— begin RECORDS FOR PROCESSING —

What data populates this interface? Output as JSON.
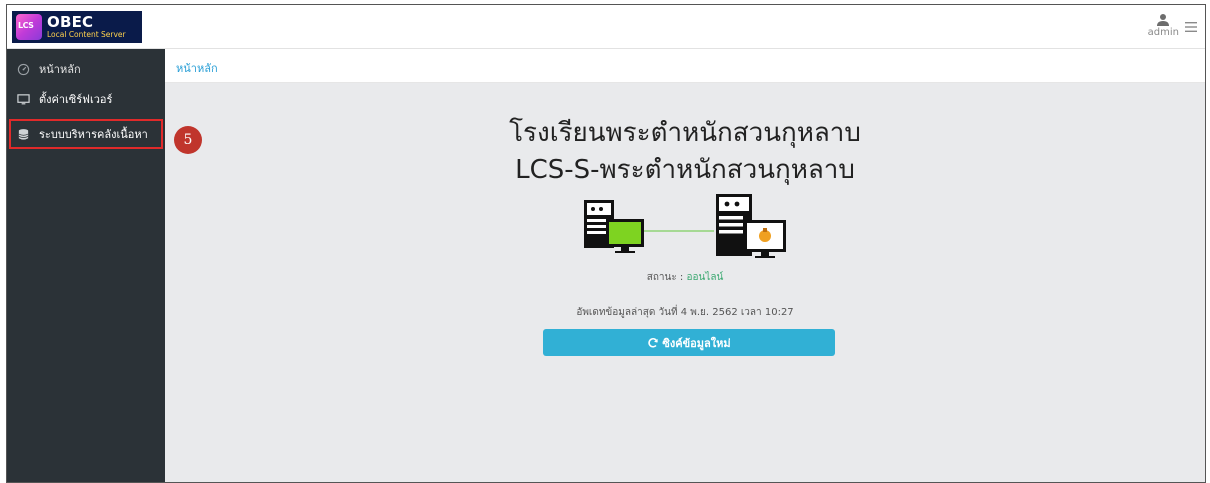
{
  "app": {
    "logo_abbrev": "LCS",
    "title": "OBEC",
    "subtitle": "Local Content Server"
  },
  "header": {
    "user_label": "admin"
  },
  "sidebar": {
    "items": [
      {
        "label": "หน้าหลัก",
        "icon": "dashboard-icon"
      },
      {
        "label": "ตั้งค่าเซิร์ฟเวอร์",
        "icon": "monitor-icon"
      },
      {
        "label": "ระบบบริหารคลังเนื้อหา",
        "icon": "database-icon"
      }
    ]
  },
  "breadcrumb": {
    "current": "หน้าหลัก"
  },
  "main": {
    "school_name": "โรงเรียนพระตำหนักสวนกุหลาบ",
    "server_name": "LCS-S-พระตำหนักสวนกุหลาบ",
    "status_label": "สถานะ : ",
    "status_value": "ออนไลน์",
    "last_update": "อัพเดทข้อมูลล่าสุด วันที่ 4 พ.ย. 2562 เวลา 10:27",
    "sync_button": "ซิงค์ข้อมูลใหม่"
  },
  "annotation": {
    "step_number": "5"
  },
  "colors": {
    "sidebar_bg": "#2b3237",
    "accent": "#31b0d5",
    "link": "#2a9fd6",
    "online": "#3aa870",
    "highlight_border": "#e02a2a",
    "step_badge": "#c0352c",
    "content_bg": "#e9eaec"
  }
}
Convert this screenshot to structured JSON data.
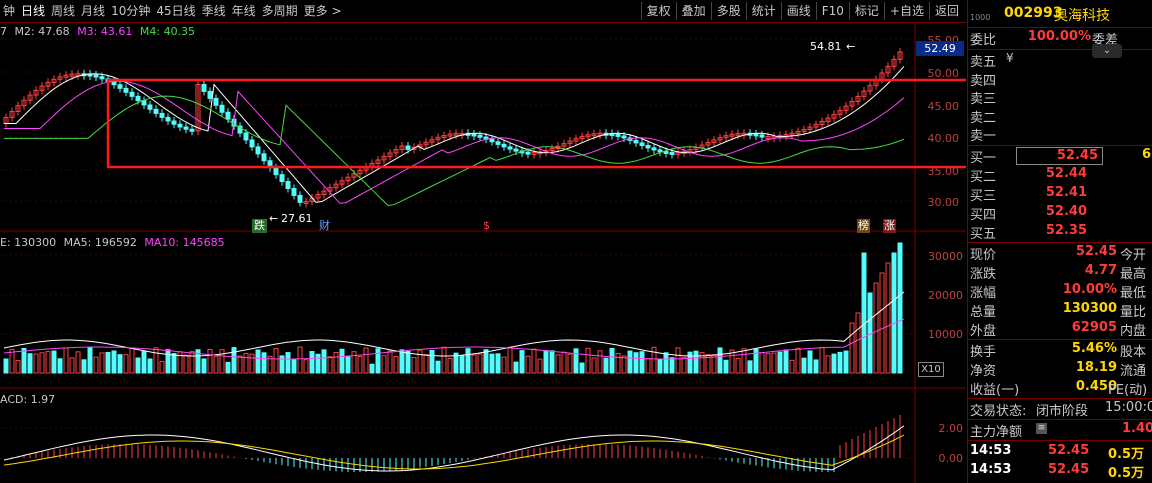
{
  "toolbar": {
    "periods": [
      "钟",
      "日线",
      "周线",
      "月线",
      "10分钟",
      "45日线",
      "季线",
      "年线",
      "多周期",
      "更多 >"
    ],
    "active_index": 1,
    "buttons": [
      "复权",
      "叠加",
      "多股",
      "统计",
      "画线",
      "F10",
      "标记",
      "+自选",
      "返回"
    ]
  },
  "legend": {
    "price": [
      "7",
      "M2: 47.68",
      "M3: 43.61",
      "M4: 40.35"
    ],
    "volume": [
      "E: 130300",
      "MA5: 196592",
      "MA10: 145685"
    ],
    "macd": [
      "ACD: 1.97"
    ]
  },
  "price_axis": [
    "55.00",
    "50.00",
    "45.00",
    "40.00",
    "35.00",
    "30.00"
  ],
  "volume_axis": [
    "30000",
    "20000",
    "10000",
    "X10"
  ],
  "macd_axis": [
    "2.00",
    "0.00"
  ],
  "annotations": {
    "high": "54.81",
    "low": "27.61",
    "current_price_tag": "52.49",
    "event_labels": [
      "跌",
      "财",
      "$",
      "榜",
      "涨"
    ]
  },
  "stock": {
    "code": "002993",
    "name": "奥海科技",
    "small_label": "1000"
  },
  "order_book": {
    "wei_bi_label": "委比",
    "wei_bi_value": "100.00%",
    "wei_cha_label": "委差",
    "sell": [
      {
        "label": "卖五",
        "price": "",
        "vol": ""
      },
      {
        "label": "卖四",
        "price": "",
        "vol": ""
      },
      {
        "label": "卖三",
        "price": "",
        "vol": ""
      },
      {
        "label": "卖二",
        "price": "",
        "vol": ""
      },
      {
        "label": "卖一",
        "price": "",
        "vol": ""
      }
    ],
    "buy": [
      {
        "label": "买一",
        "price": "52.45",
        "vol": "6"
      },
      {
        "label": "买二",
        "price": "52.44",
        "vol": ""
      },
      {
        "label": "买三",
        "price": "52.41",
        "vol": ""
      },
      {
        "label": "买四",
        "price": "52.40",
        "vol": ""
      },
      {
        "label": "买五",
        "price": "52.35",
        "vol": ""
      }
    ],
    "currency_mark": "¥"
  },
  "quote": [
    {
      "label": "现价",
      "value": "52.45",
      "label2": "今开",
      "color": "#ff3c3c"
    },
    {
      "label": "涨跌",
      "value": "4.77",
      "label2": "最高",
      "color": "#ff3c3c"
    },
    {
      "label": "涨幅",
      "value": "10.00%",
      "label2": "最低",
      "color": "#ff3c3c"
    },
    {
      "label": "总量",
      "value": "130300",
      "label2": "量比",
      "color": "#ffd700"
    },
    {
      "label": "外盘",
      "value": "62905",
      "label2": "内盘",
      "color": "#ff3c3c"
    }
  ],
  "quote2": [
    {
      "label": "换手",
      "value": "5.46%",
      "label2": "股本",
      "color": "#ffd700"
    },
    {
      "label": "净资",
      "value": "18.19",
      "label2": "流通",
      "color": "#ffd700"
    },
    {
      "label": "收益(一)",
      "value": "0.450",
      "label2": "PE(动)",
      "color": "#ffd700"
    }
  ],
  "status": {
    "trade_status_label": "交易状态:",
    "trade_status": "闭市阶段",
    "time": "15:00:0",
    "main_flow_label": "主力净额",
    "main_flow_value": "1.40"
  },
  "ticks": [
    {
      "time": "14:53",
      "price": "52.45",
      "vol": "0.5万"
    },
    {
      "time": "14:53",
      "price": "52.45",
      "vol": "0.5万"
    }
  ]
}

— end RECORDS FOR PROCESSING —

Quote every record above exactly, leaving out the pictures.

What data populates this interface? Output as JSON.
{
  "app": {
    "logo_abbrev": "LCS",
    "title": "OBEC",
    "subtitle": "Local Content Server"
  },
  "header": {
    "user_label": "admin"
  },
  "sidebar": {
    "items": [
      {
        "label": "หน้าหลัก",
        "icon": "dashboard-icon"
      },
      {
        "label": "ตั้งค่าเซิร์ฟเวอร์",
        "icon": "monitor-icon"
      },
      {
        "label": "ระบบบริหารคลังเนื้อหา",
        "icon": "database-icon"
      }
    ]
  },
  "breadcrumb": {
    "current": "หน้าหลัก"
  },
  "main": {
    "school_name": "โรงเรียนพระตำหนักสวนกุหลาบ",
    "server_name": "LCS-S-พระตำหนักสวนกุหลาบ",
    "status_label": "สถานะ : ",
    "status_value": "ออนไลน์",
    "last_update": "อัพเดทข้อมูลล่าสุด วันที่ 4 พ.ย. 2562 เวลา 10:27",
    "sync_button": "ซิงค์ข้อมูลใหม่"
  },
  "annotation": {
    "step_number": "5"
  },
  "colors": {
    "sidebar_bg": "#2b3237",
    "accent": "#31b0d5",
    "link": "#2a9fd6",
    "online": "#3aa870",
    "highlight_border": "#e02a2a",
    "step_badge": "#c0352c",
    "content_bg": "#e9eaec"
  }
}
Convert this screenshot to structured JSON data.
{
  "toolbar": {
    "periods": [
      "钟",
      "日线",
      "周线",
      "月线",
      "10分钟",
      "45日线",
      "季线",
      "年线",
      "多周期",
      "更多 >"
    ],
    "active_index": 1,
    "buttons": [
      "复权",
      "叠加",
      "多股",
      "统计",
      "画线",
      "F10",
      "标记",
      "+自选",
      "返回"
    ]
  },
  "legend": {
    "price": [
      "7",
      "M2: 47.68",
      "M3: 43.61",
      "M4: 40.35"
    ],
    "volume": [
      "E: 130300",
      "MA5: 196592",
      "MA10: 145685"
    ],
    "macd": [
      "ACD: 1.97"
    ]
  },
  "price_axis": [
    "55.00",
    "50.00",
    "45.00",
    "40.00",
    "35.00",
    "30.00"
  ],
  "volume_axis": [
    "30000",
    "20000",
    "10000",
    "X10"
  ],
  "macd_axis": [
    "2.00",
    "0.00"
  ],
  "annotations": {
    "high": "54.81",
    "low": "27.61",
    "current_price_tag": "52.49",
    "event_labels": [
      "跌",
      "财",
      "$",
      "榜",
      "涨"
    ]
  },
  "stock": {
    "code": "002993",
    "name": "奥海科技",
    "small_label": "1000"
  },
  "order_book": {
    "wei_bi_label": "委比",
    "wei_bi_value": "100.00%",
    "wei_cha_label": "委差",
    "sell": [
      {
        "label": "卖五",
        "price": "",
        "vol": ""
      },
      {
        "label": "卖四",
        "price": "",
        "vol": ""
      },
      {
        "label": "卖三",
        "price": "",
        "vol": ""
      },
      {
        "label": "卖二",
        "price": "",
        "vol": ""
      },
      {
        "label": "卖一",
        "price": "",
        "vol": ""
      }
    ],
    "buy": [
      {
        "label": "买一",
        "price": "52.45",
        "vol": "6"
      },
      {
        "label": "买二",
        "price": "52.44",
        "vol": ""
      },
      {
        "label": "买三",
        "price": "52.41",
        "vol": ""
      },
      {
        "label": "买四",
        "price": "52.40",
        "vol": ""
      },
      {
        "label": "买五",
        "price": "52.35",
        "vol": ""
      }
    ],
    "currency_mark": "¥"
  },
  "quote": [
    {
      "label": "现价",
      "value": "52.45",
      "label2": "今开",
      "color": "#ff3c3c"
    },
    {
      "label": "涨跌",
      "value": "4.77",
      "label2": "最高",
      "color": "#ff3c3c"
    },
    {
      "label": "涨幅",
      "value": "10.00%",
      "label2": "最低",
      "color": "#ff3c3c"
    },
    {
      "label": "总量",
      "value": "130300",
      "label2": "量比",
      "color": "#ffd700"
    },
    {
      "label": "外盘",
      "value": "62905",
      "label2": "内盘",
      "color": "#ff3c3c"
    }
  ],
  "quote2": [
    {
      "label": "换手",
      "value": "5.46%",
      "label2": "股本",
      "color": "#ffd700"
    },
    {
      "label": "净资",
      "value": "18.19",
      "label2": "流通",
      "color": "#ffd700"
    },
    {
      "label": "收益(一)",
      "value": "0.450",
      "label2": "PE(动)",
      "color": "#ffd700"
    }
  ],
  "status": {
    "trade_status_label": "交易状态:",
    "trade_status": "闭市阶段",
    "time": "15:00:0",
    "main_flow_label": "主力净额",
    "main_flow_value": "1.40"
  },
  "ticks": [
    {
      "time": "14:53",
      "price": "52.45",
      "vol": "0.5万"
    },
    {
      "time": "14:53",
      "price": "52.45",
      "vol": "0.5万"
    }
  ]
}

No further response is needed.